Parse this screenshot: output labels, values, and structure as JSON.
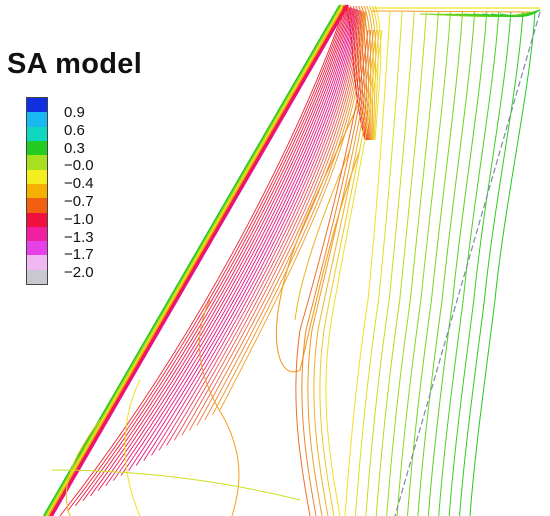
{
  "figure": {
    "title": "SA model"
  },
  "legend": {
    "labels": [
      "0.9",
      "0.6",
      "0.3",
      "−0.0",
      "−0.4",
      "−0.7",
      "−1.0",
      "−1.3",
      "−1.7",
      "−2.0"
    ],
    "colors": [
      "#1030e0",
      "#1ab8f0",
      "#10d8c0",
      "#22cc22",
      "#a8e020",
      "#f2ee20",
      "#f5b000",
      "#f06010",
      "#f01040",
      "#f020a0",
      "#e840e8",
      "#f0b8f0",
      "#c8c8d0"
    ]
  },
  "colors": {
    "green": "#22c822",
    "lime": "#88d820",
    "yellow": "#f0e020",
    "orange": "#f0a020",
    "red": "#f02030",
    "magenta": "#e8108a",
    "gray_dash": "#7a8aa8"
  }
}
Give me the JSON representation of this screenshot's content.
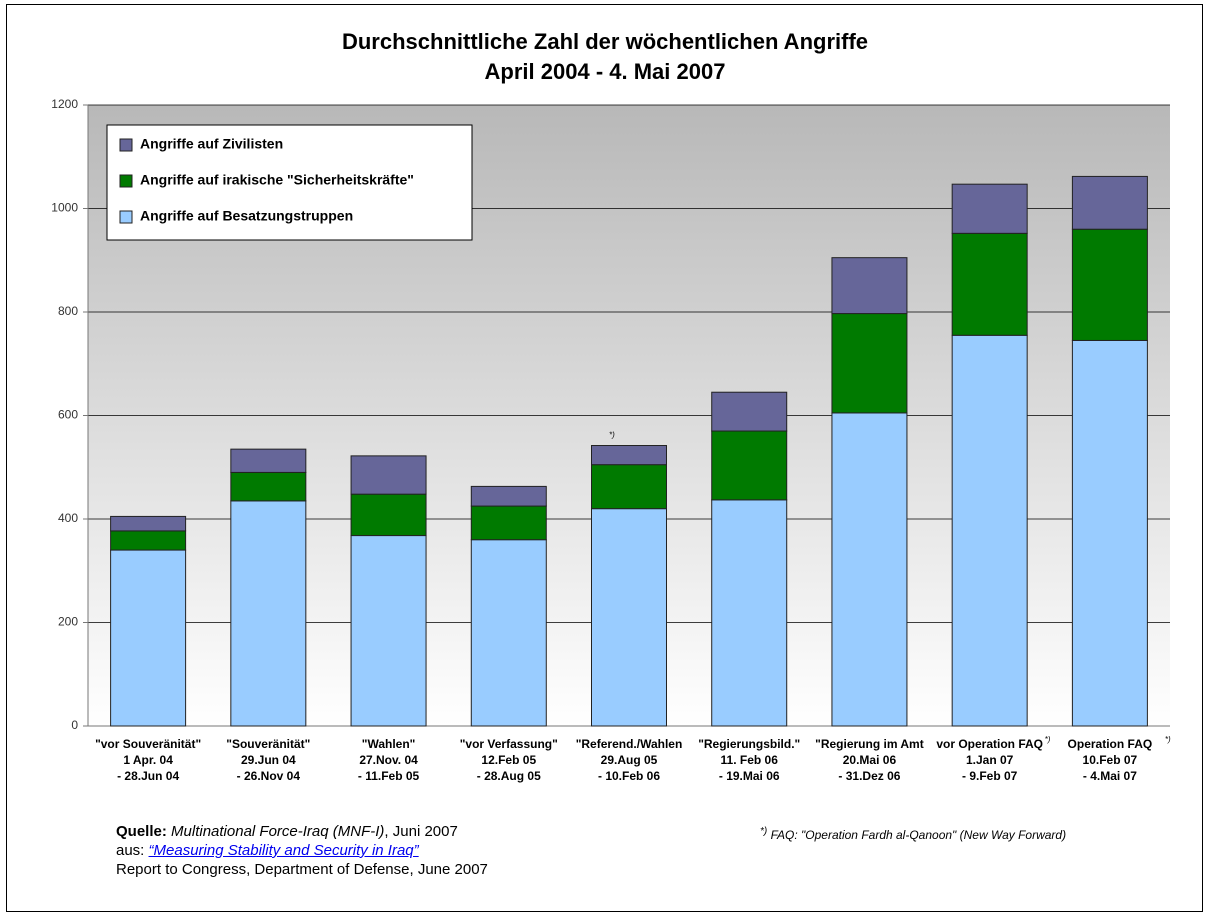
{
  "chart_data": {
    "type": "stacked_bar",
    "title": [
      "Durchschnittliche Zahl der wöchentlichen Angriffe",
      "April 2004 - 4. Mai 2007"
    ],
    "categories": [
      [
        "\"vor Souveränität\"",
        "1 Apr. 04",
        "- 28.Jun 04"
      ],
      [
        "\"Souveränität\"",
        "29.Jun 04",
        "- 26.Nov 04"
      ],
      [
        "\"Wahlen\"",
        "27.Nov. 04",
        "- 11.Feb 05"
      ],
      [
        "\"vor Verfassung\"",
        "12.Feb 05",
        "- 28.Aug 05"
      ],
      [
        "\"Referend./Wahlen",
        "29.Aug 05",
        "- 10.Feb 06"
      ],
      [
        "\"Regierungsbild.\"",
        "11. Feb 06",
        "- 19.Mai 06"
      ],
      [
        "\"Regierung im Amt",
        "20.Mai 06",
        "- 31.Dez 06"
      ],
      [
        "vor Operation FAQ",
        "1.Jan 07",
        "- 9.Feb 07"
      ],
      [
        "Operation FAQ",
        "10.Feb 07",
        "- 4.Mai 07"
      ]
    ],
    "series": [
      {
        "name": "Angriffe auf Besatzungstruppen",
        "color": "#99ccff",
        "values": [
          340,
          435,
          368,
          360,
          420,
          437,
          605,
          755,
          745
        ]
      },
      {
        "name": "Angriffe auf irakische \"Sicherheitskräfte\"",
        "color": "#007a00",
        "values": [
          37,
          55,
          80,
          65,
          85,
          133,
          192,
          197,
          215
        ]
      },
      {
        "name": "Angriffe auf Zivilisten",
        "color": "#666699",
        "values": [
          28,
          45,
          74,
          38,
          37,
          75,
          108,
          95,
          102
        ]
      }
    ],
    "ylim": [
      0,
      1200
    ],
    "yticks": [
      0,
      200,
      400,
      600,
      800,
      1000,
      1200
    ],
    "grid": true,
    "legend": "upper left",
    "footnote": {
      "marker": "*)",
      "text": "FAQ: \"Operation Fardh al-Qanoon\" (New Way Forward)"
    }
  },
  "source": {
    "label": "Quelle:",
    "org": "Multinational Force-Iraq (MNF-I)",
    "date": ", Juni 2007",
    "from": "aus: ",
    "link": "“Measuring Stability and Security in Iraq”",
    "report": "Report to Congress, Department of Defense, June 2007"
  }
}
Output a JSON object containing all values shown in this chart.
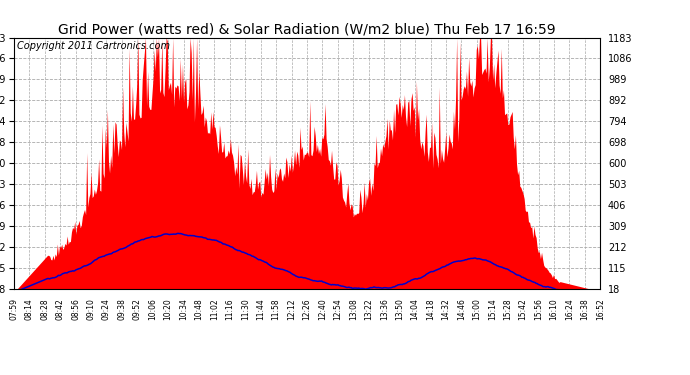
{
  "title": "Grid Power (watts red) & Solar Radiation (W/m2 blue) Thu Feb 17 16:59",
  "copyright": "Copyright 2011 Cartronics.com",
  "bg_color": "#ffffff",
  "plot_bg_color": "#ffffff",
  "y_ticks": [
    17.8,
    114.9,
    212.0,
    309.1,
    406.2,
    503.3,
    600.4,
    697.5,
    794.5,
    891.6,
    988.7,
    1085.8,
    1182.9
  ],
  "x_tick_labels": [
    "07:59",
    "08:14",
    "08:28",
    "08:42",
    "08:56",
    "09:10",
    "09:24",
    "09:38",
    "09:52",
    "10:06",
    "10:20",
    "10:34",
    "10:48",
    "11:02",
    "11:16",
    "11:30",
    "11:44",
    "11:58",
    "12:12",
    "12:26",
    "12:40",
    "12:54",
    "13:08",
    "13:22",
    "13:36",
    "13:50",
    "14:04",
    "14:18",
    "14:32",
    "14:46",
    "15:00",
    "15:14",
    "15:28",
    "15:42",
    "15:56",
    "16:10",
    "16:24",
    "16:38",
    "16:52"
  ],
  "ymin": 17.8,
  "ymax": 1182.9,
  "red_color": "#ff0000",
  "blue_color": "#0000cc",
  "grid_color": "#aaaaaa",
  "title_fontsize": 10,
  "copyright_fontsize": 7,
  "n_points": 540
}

|---|

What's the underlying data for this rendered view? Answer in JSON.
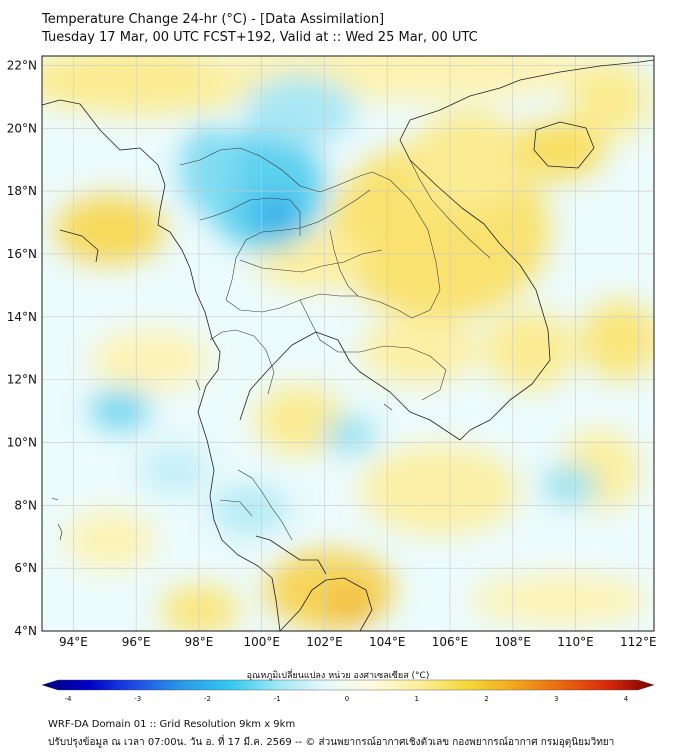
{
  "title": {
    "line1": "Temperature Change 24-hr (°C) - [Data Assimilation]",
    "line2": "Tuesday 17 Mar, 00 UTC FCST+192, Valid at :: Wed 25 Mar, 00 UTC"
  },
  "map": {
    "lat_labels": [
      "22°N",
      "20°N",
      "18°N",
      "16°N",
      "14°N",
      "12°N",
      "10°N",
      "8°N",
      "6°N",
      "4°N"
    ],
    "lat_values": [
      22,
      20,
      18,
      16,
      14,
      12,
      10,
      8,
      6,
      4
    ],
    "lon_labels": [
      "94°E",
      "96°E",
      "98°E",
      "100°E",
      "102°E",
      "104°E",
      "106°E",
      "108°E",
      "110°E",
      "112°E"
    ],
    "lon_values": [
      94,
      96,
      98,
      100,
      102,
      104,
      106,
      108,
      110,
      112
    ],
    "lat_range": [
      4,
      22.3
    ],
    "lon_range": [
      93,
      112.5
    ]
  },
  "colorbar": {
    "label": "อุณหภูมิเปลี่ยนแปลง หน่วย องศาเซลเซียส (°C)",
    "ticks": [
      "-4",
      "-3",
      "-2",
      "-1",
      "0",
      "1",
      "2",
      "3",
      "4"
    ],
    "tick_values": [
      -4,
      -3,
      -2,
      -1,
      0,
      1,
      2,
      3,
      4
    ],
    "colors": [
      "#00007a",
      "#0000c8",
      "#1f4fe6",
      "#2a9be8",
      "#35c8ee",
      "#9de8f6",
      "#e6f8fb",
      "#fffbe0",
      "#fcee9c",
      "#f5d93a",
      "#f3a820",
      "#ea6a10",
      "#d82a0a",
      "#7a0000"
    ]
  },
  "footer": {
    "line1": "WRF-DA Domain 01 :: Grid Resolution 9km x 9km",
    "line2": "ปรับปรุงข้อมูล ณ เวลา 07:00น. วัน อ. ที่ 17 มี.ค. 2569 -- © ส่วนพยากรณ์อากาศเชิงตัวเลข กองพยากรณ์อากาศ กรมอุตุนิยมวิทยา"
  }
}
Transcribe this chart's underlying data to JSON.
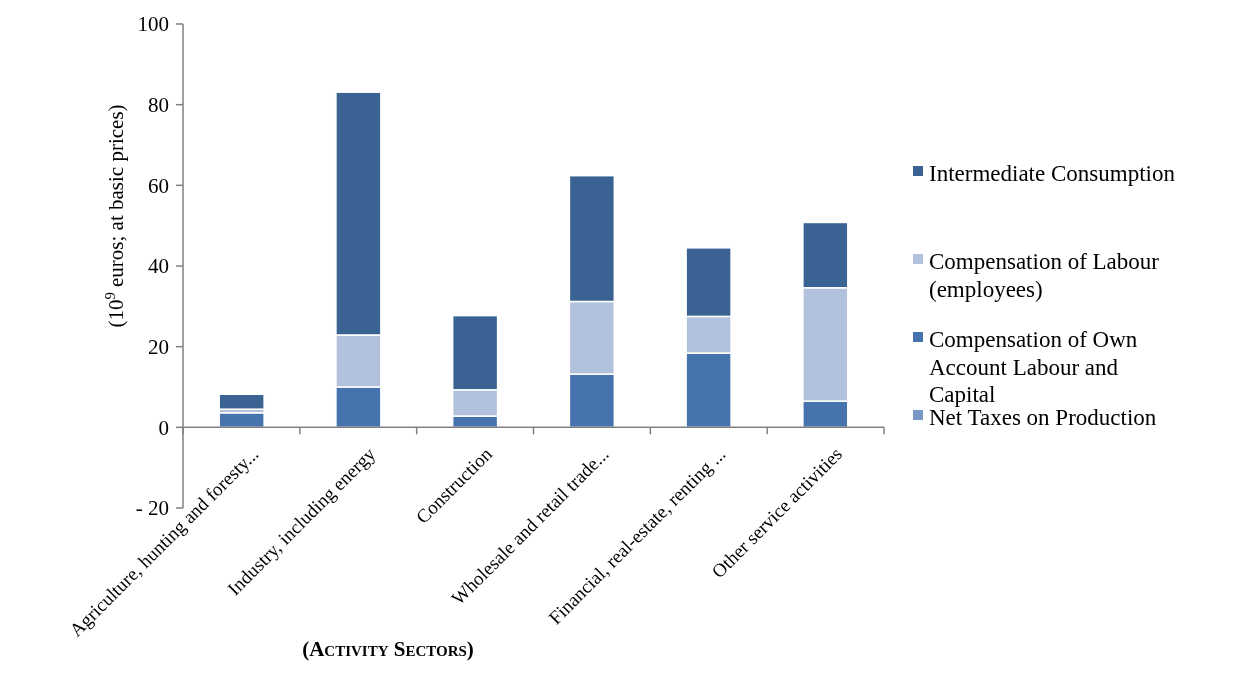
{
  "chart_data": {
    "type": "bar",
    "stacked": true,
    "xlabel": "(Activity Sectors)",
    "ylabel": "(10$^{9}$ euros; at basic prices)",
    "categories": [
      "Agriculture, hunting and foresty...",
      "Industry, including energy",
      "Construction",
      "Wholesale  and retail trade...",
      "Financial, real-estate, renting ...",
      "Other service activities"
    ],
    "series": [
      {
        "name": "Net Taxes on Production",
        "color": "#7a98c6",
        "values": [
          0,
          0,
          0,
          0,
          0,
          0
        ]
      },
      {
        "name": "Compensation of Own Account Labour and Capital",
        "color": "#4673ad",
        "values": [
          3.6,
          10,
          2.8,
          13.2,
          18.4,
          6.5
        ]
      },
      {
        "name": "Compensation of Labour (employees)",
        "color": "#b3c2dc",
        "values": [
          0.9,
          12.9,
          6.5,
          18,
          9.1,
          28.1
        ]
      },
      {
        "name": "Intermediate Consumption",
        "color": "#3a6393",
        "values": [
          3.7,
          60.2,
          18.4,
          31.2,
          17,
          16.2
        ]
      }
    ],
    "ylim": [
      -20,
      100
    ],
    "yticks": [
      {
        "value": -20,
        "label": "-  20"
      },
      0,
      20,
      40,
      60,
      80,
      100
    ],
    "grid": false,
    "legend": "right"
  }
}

|---|

- Objective: Go through the data above and find the lines with the word "screenshot". Copy each of those lines.

- Solved problem:
Parse this screenshot: output labels, values, and structure as JSON.
Give me the JSON representation of this screenshot's content.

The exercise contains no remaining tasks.